EXERCISE OBJECTIVE:
In the material below, find all lines with the string "United" and copy them.

GIVEN RECORDS:
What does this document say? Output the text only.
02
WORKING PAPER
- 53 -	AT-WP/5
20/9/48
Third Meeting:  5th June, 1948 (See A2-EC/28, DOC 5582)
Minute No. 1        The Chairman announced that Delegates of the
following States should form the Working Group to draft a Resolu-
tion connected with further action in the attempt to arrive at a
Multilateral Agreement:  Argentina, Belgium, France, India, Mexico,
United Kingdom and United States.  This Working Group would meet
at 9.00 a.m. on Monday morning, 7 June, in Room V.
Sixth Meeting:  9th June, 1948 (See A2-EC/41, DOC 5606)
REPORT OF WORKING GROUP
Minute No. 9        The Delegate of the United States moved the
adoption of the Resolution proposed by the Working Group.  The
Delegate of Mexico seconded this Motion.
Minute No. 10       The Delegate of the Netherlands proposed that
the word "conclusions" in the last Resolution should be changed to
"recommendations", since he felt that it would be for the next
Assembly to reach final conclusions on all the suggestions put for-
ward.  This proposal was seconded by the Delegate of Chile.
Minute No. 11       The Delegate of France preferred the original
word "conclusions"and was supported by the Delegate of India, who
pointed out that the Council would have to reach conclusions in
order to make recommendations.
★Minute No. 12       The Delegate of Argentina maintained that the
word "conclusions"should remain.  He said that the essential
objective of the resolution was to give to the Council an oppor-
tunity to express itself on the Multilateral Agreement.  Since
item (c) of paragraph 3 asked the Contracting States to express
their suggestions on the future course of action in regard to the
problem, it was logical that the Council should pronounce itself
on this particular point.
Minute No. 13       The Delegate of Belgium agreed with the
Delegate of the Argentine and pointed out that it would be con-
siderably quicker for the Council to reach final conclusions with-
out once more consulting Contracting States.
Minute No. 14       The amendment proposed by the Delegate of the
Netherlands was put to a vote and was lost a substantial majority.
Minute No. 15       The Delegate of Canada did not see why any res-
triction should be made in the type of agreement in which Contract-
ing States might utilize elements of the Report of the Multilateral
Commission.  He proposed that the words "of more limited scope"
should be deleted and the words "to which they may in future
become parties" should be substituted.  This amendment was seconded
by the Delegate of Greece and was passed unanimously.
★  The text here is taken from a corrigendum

SOLUTION:
United Kingdom and United States.  This Working Group would meet
Minute No. 9        The Delegate of the United States moved the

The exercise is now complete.